* [WORK INSTRUCTIONS]:
Report all lines holding "value".
++++ DATA SHOWN ++++
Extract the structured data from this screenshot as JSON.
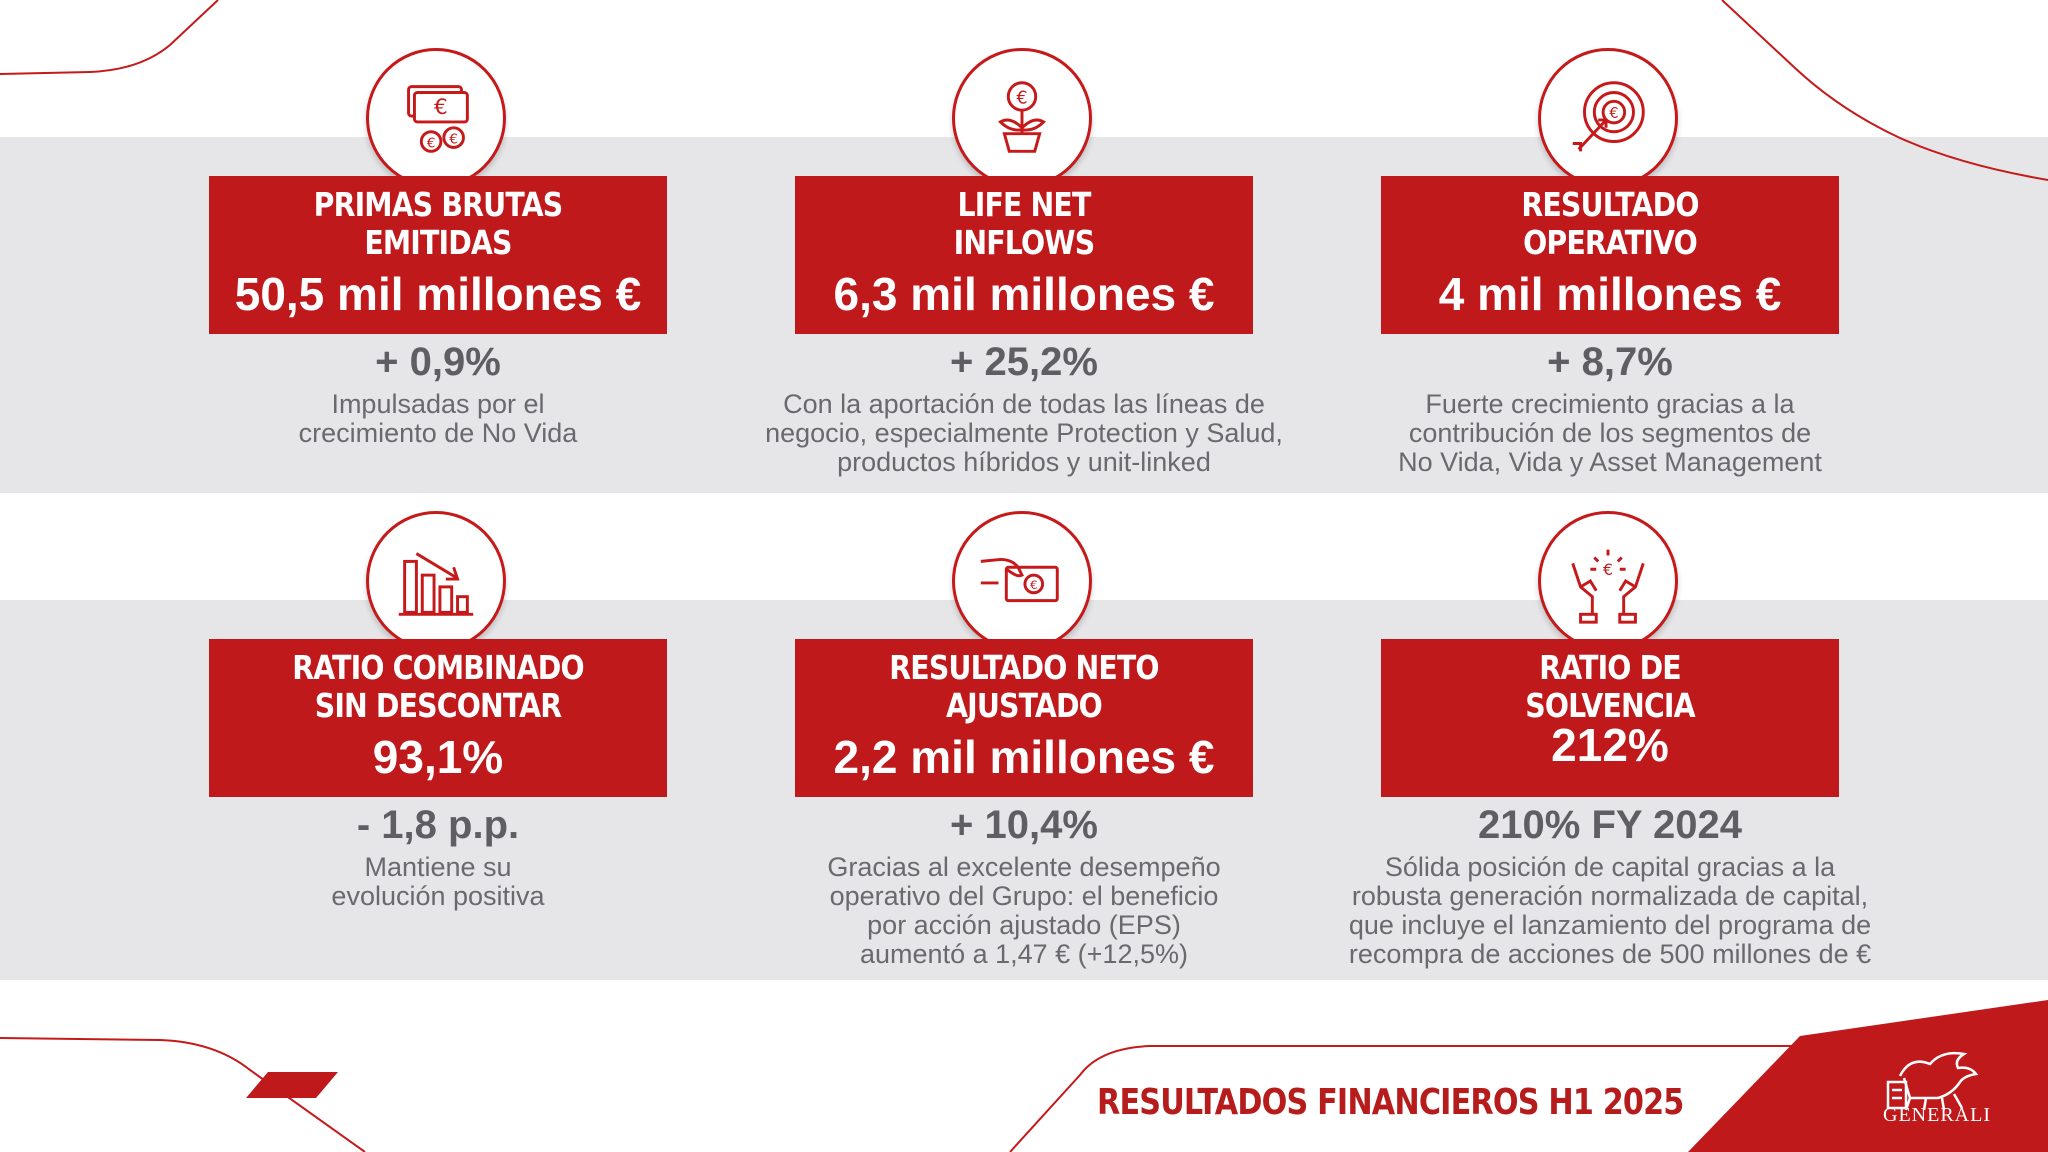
{
  "colors": {
    "accent": "#c0191b",
    "band": "#e6e6e8",
    "text_dark": "#5f5f63",
    "text_light": "#6a6a6e"
  },
  "cards": [
    {
      "icon": "euro-banknotes-coins-icon",
      "title_line1": "PRIMAS BRUTAS",
      "title_line2": "EMITIDAS",
      "value": "50,5 mil millones €",
      "change": "+ 0,9%",
      "desc_line1": "Impulsadas por el",
      "desc_line2": "crecimiento de No Vida",
      "desc_line3": "",
      "desc_line4": ""
    },
    {
      "icon": "euro-plant-pot-icon",
      "title_line1": "LIFE NET",
      "title_line2": "INFLOWS",
      "value": "6,3 mil millones €",
      "change": "+ 25,2%",
      "desc_line1": "Con la aportación de todas las líneas de",
      "desc_line2": "negocio, especialmente Protection y Salud,",
      "desc_line3": "productos híbridos y unit-linked",
      "desc_line4": ""
    },
    {
      "icon": "euro-target-arrow-icon",
      "title_line1": "RESULTADO",
      "title_line2": "OPERATIVO",
      "value": "4 mil millones €",
      "change": "+ 8,7%",
      "desc_line1": "Fuerte crecimiento gracias a la",
      "desc_line2": "contribución de los segmentos de",
      "desc_line3": "No Vida, Vida y Asset Management",
      "desc_line4": ""
    },
    {
      "icon": "declining-bar-chart-icon",
      "title_line1": "RATIO COMBINADO",
      "title_line2": "SIN DESCONTAR",
      "value": "93,1%",
      "change": "- 1,8 p.p.",
      "desc_line1": "Mantiene su",
      "desc_line2": "evolución positiva",
      "desc_line3": "",
      "desc_line4": ""
    },
    {
      "icon": "hand-euro-banknote-icon",
      "title_line1": "RESULTADO NETO",
      "title_line2": "AJUSTADO",
      "value": "2,2 mil millones €",
      "change": "+ 10,4%",
      "desc_line1": "Gracias al excelente desempeño",
      "desc_line2": "operativo del Grupo: el beneficio",
      "desc_line3": "por acción ajustado (EPS)",
      "desc_line4": "aumentó a 1,47 € (+12,5%)"
    },
    {
      "icon": "hands-protecting-euro-icon",
      "title_line1": "RATIO DE",
      "title_line2": "SOLVENCIA",
      "value": "212%",
      "change": "210% FY 2024",
      "desc_line1": "Sólida posición de capital gracias a la",
      "desc_line2": "robusta generación normalizada de capital,",
      "desc_line3": "que incluye el lanzamiento del programa de",
      "desc_line4": "recompra de acciones de 500 millones de €"
    }
  ],
  "footer": {
    "title": "RESULTADOS FINANCIEROS H1 2025",
    "logo_text": "GENERALI",
    "logo_icon": "winged-lion-icon"
  }
}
++++
* [SOLUTION TO THIS EXERCISE]:
      "value": "50,5 mil millones €",
      "value": "6,3 mil millones €",
      "value": "4 mil millones €",
      "value": "93,1%",
      "value": "2,2 mil millones €",
      "value": "212%",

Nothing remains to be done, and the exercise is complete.